- PROVIDED DATA -
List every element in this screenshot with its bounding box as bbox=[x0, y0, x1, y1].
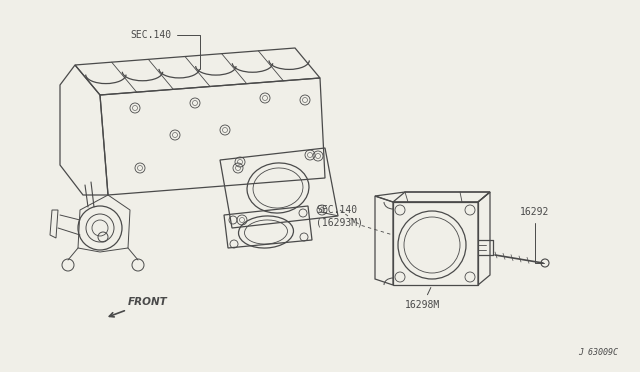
Text: J 63009C: J 63009C bbox=[578, 348, 618, 357]
Text: 16292: 16292 bbox=[520, 207, 549, 263]
Bar bbox=[393, 202, 478, 285]
Text: SEC.140: SEC.140 bbox=[130, 30, 200, 69]
Text: SEC.140
(16293M): SEC.140 (16293M) bbox=[316, 205, 363, 227]
Text: FRONT: FRONT bbox=[109, 297, 168, 317]
Text: 16298M: 16298M bbox=[405, 288, 440, 310]
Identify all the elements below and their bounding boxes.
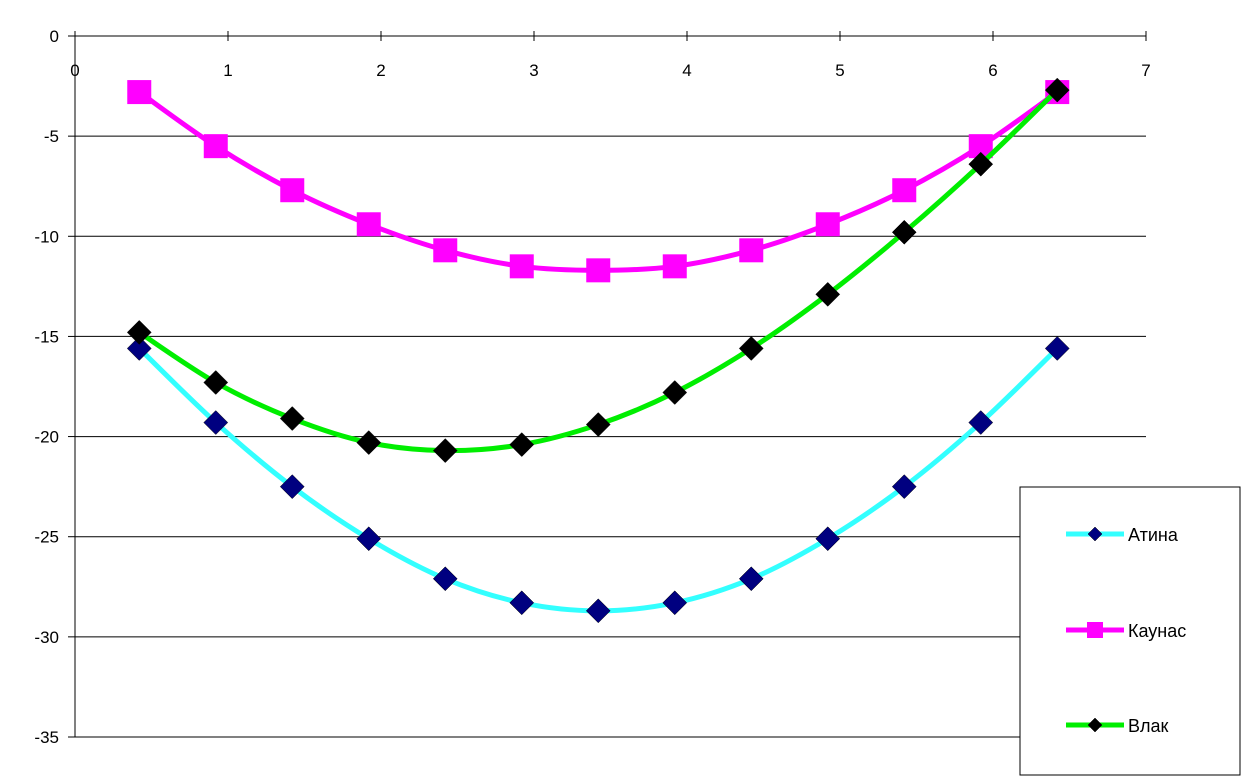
data-point-2-4 xyxy=(432,438,458,463)
data-point-0-5 xyxy=(509,590,535,616)
series-line-1 xyxy=(137,90,1059,273)
data-point-1-1 xyxy=(203,134,228,159)
y-tick-label-2: -10 xyxy=(34,227,59,246)
x-tick-label-5: 5 xyxy=(835,61,844,80)
series-line-0 xyxy=(137,346,1059,614)
data-point-2-0 xyxy=(126,320,152,345)
data-point-1-9 xyxy=(815,212,840,237)
series-2 xyxy=(126,77,1070,463)
y-tick-label-1: -5 xyxy=(44,127,59,146)
data-point-1-4 xyxy=(433,238,458,263)
data-point-2-11 xyxy=(968,151,994,177)
data-point-0-10 xyxy=(891,474,917,499)
data-point-0-2 xyxy=(279,474,305,499)
data-point-0-6 xyxy=(585,598,611,624)
x-tick-label-0: 0 xyxy=(70,61,79,80)
data-point-0-11 xyxy=(968,410,994,435)
data-point-2-7 xyxy=(662,380,688,405)
legend-label-1: Каунас xyxy=(1128,621,1186,641)
data-point-1-3 xyxy=(356,212,381,237)
series-1 xyxy=(127,80,1070,283)
data-point-0-4 xyxy=(432,566,458,592)
legend-marker-2 xyxy=(1087,717,1103,733)
y-tick-label-0: 0 xyxy=(50,27,59,46)
data-point-2-1 xyxy=(203,370,229,395)
data-point-2-9 xyxy=(815,282,841,307)
data-point-2-3 xyxy=(356,430,382,455)
series-0 xyxy=(126,336,1070,624)
y-tick-label-7: -35 xyxy=(34,728,59,747)
data-point-1-2 xyxy=(280,178,305,203)
legend-marker-1 xyxy=(1087,622,1103,638)
x-tick-label-2: 2 xyxy=(376,61,385,80)
data-point-1-6 xyxy=(586,258,611,283)
gridlines xyxy=(75,135,1146,738)
data-point-2-12 xyxy=(1044,77,1070,103)
data-point-0-8 xyxy=(738,566,764,592)
data-point-0-0 xyxy=(126,336,152,361)
data-point-1-5 xyxy=(509,254,534,279)
legend-label-2: Влак xyxy=(1128,716,1169,736)
y-tick-label-3: -15 xyxy=(34,327,59,346)
series-group xyxy=(126,77,1070,624)
data-point-2-8 xyxy=(738,336,764,361)
data-point-2-6 xyxy=(585,412,611,437)
x-tick-label-1: 1 xyxy=(223,61,232,80)
data-point-1-8 xyxy=(739,238,764,263)
y-tick-label-4: -20 xyxy=(34,428,59,447)
x-tick-label-6: 6 xyxy=(988,61,997,80)
data-point-0-9 xyxy=(815,526,841,552)
legend-label-0: Атина xyxy=(1128,525,1179,545)
data-point-0-12 xyxy=(1044,336,1070,361)
data-point-2-2 xyxy=(279,406,305,431)
data-point-0-1 xyxy=(203,410,229,435)
data-point-2-10 xyxy=(891,219,917,245)
data-point-1-10 xyxy=(892,178,917,203)
y-tick-label-5: -25 xyxy=(34,528,59,547)
x-tick-label-4: 4 xyxy=(682,61,691,80)
axes: 0 1 2 3 4 5 6 7 0 -5 -10 -15 -20 -25 -30 -35 xyxy=(34,27,1150,747)
legend: Атина Каунас Влак xyxy=(1019,486,1241,776)
data-point-2-5 xyxy=(509,432,535,457)
data-point-1-0 xyxy=(127,80,152,105)
y-tick-label-6: -30 xyxy=(34,628,59,647)
legend-box xyxy=(1019,486,1241,776)
legend-marker-0 xyxy=(1087,526,1103,542)
x-tick-label-3: 3 xyxy=(529,61,538,80)
data-point-1-7 xyxy=(662,254,687,279)
data-point-0-3 xyxy=(356,526,382,552)
x-tick-label-7: 7 xyxy=(1141,61,1150,80)
data-point-0-7 xyxy=(662,590,688,616)
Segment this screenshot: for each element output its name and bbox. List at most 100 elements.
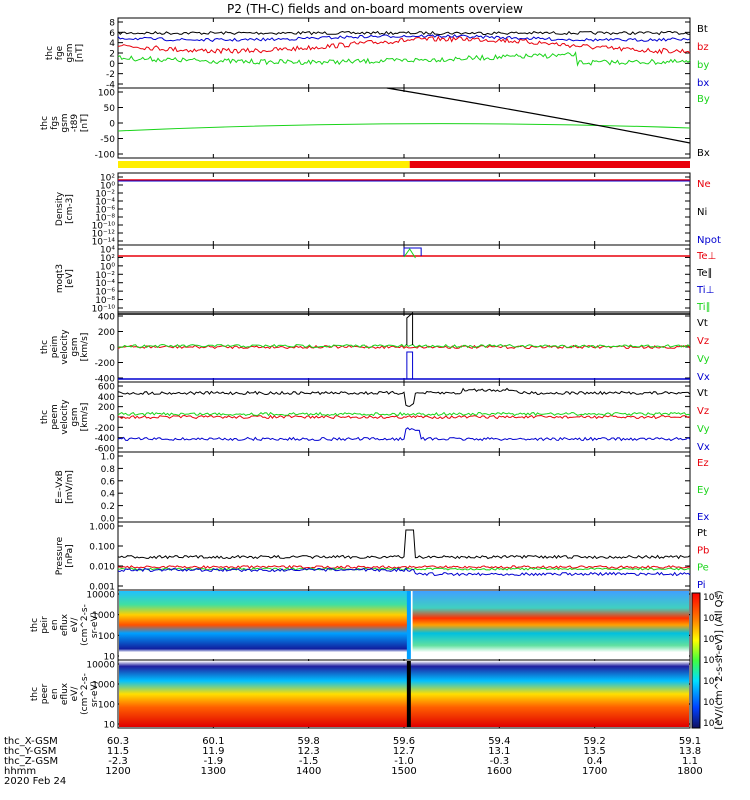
series-vx-peem (117, 427, 691, 442)
y-tick-label: 0 (109, 414, 115, 424)
x-tick-label: -2.3 (108, 756, 128, 767)
y-tick-label: 1.0 (101, 453, 116, 463)
y-tick-label: 10⁻⁸ (95, 214, 115, 224)
y-tick-label: 10⁻¹² (92, 230, 116, 240)
legend-entry: Ti∥ (696, 302, 711, 313)
y-axis-label: peim (50, 336, 60, 359)
electron-spectrogram-gap (406, 661, 411, 727)
series-vt-peem (117, 387, 691, 407)
x-tick-label: 11.9 (202, 746, 224, 757)
y-axis-label: (cm^2-s- (80, 673, 90, 715)
y-tick-label: 10⁻⁸ (95, 296, 115, 306)
y-axis-label: peir (40, 616, 50, 634)
x-tick-label: -0.3 (490, 756, 510, 767)
legend-entry: Vx (697, 442, 710, 453)
y-axis-label: eflux (60, 613, 70, 636)
y-axis-label: sr-eV) (90, 681, 100, 707)
y-tick-label: -50 (100, 135, 115, 145)
y-axis-label: eflux (60, 682, 70, 705)
y-axis-label: gsm (60, 113, 70, 132)
y-tick-label: 10⁻⁴ (95, 279, 115, 289)
series-ti-par (403, 248, 416, 259)
y-tick-label: 1000 (92, 681, 115, 691)
x-tick-label: 1300 (201, 766, 226, 777)
colorbar-tick-label: 10⁴ (703, 677, 718, 687)
x-tick-label: 59.2 (584, 736, 606, 747)
y-tick-label: -400 (95, 375, 116, 385)
y-tick-label: 0 (109, 344, 115, 354)
y-tick-label: 100 (98, 701, 115, 711)
y-axis-label: thc (40, 410, 50, 424)
y-axis-label: gsm (65, 43, 75, 62)
ion-spectrogram-gap (406, 591, 411, 659)
x-tick-label: 1600 (487, 766, 512, 777)
y-tick-label: 600 (98, 383, 115, 393)
x-tick-label: 1.1 (682, 756, 698, 767)
y-axis-label: -t89 (70, 114, 80, 133)
x-tick-label: 11.5 (107, 746, 129, 757)
x-tick-label: 1700 (582, 766, 607, 777)
x-tick-label: 59.1 (679, 736, 701, 747)
y-axis-label: [nT] (75, 44, 85, 62)
series-pi (117, 567, 691, 577)
y-axis-label: Density (55, 191, 65, 226)
colorbar-tick-label: 10⁶ (703, 635, 718, 645)
y-tick-label: 0 (109, 120, 115, 130)
series-by (117, 51, 691, 67)
y-axis-label: Pressure (55, 536, 65, 575)
y-axis-label: (cm^2-s- (80, 604, 90, 646)
panel-frame (117, 451, 691, 523)
x-tick-label: 1800 (677, 766, 702, 777)
y-tick-label: 0.2 (101, 502, 115, 512)
mode-bar-fast (409, 161, 690, 168)
legend-entry: Vz (697, 336, 709, 347)
ion-spectrogram-left (119, 591, 410, 659)
y-tick-label: 10 (104, 653, 116, 663)
series-pb (117, 565, 690, 570)
y-tick-label: 100 (98, 89, 115, 99)
series-vy-peem (117, 411, 691, 417)
series-ti-perp (403, 247, 422, 256)
y-axis-label: thc (40, 116, 50, 130)
electron-spectrogram (119, 661, 689, 727)
y-tick-label: 0.001 (89, 583, 115, 593)
x-row-label: thc_Y-GSM (4, 746, 56, 757)
y-tick-label: -600 (95, 445, 116, 455)
legend-entry: By (697, 94, 710, 105)
y-tick-label: 0.6 (101, 477, 116, 487)
x-tick-label: 12.7 (393, 746, 415, 757)
legend-entry: Pe (697, 563, 709, 574)
series-vz-peem (117, 414, 691, 420)
x-tick-label: -1.9 (204, 756, 224, 767)
x-tick-label: 12.3 (298, 746, 320, 757)
x-tick-label: 1500 (391, 766, 416, 777)
y-axis-label: peer (40, 683, 50, 704)
x-tick-label: 0.4 (587, 756, 603, 767)
x-tick-label: 60.1 (202, 736, 224, 747)
x-row-label: thc_X-GSM (4, 736, 58, 747)
series-bt (117, 30, 691, 36)
legend-entry: Ne (697, 179, 711, 190)
y-tick-label: 10000 (86, 661, 115, 671)
x-tick-label: -1.5 (299, 756, 319, 767)
y-axis-label: thc (40, 340, 50, 354)
y-tick-label: 10⁻² (95, 271, 115, 281)
panel-frame (117, 172, 691, 246)
y-tick-label: 2 (109, 50, 115, 60)
y-axis-label: thc (45, 46, 55, 60)
y-tick-label: -200 (95, 359, 116, 369)
x-tick-label: 13.8 (679, 746, 701, 757)
legend-entry: Npot (697, 235, 721, 246)
y-tick-label: -4 (106, 81, 115, 91)
legend-entry: Pb (697, 545, 709, 556)
legend-entry: by (697, 60, 709, 71)
legend-entry: Ti⊥ (696, 285, 714, 296)
figure-title: P2 (TH-C) fields and on-board moments ov… (227, 2, 523, 16)
legend-entry: Pi (697, 580, 706, 591)
y-tick-label: 0.4 (101, 490, 116, 500)
y-tick-label: 10⁻⁴ (95, 198, 115, 208)
colorbar-tick-label: 10² (703, 719, 718, 729)
y-tick-label: 10² (100, 254, 115, 264)
legend-entry: Vt (697, 388, 708, 399)
legend-entry: Pt (697, 528, 707, 539)
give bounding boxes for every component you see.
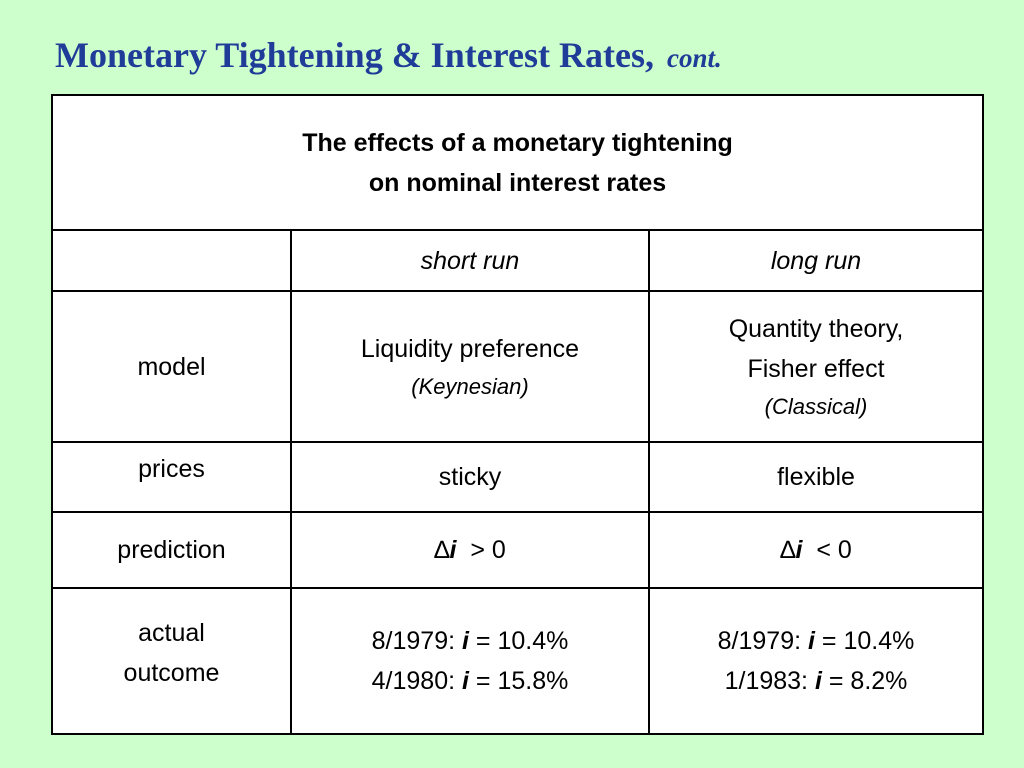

- OBJECTIVE -
Return the lines above exactly as they appear, beginning at the first line and stopping after the line that contains "Identify all the". Omit the pictures from your answer.

- EXERCISE SOLUTION -
List every element in this screenshot with its bounding box as bbox=[x0, y0, x1, y1].
Text: J 63009C: J 63009C bbox=[578, 348, 618, 357]
Text: 16292: 16292 bbox=[520, 207, 549, 263]
Bar bbox=[393, 202, 478, 285]
Text: SEC.140: SEC.140 bbox=[130, 30, 200, 69]
Text: SEC.140
(16293M): SEC.140 (16293M) bbox=[316, 205, 363, 227]
Text: FRONT: FRONT bbox=[109, 297, 168, 317]
Text: 16298M: 16298M bbox=[405, 288, 440, 310]
Identify all the elements below and their bounding boxes.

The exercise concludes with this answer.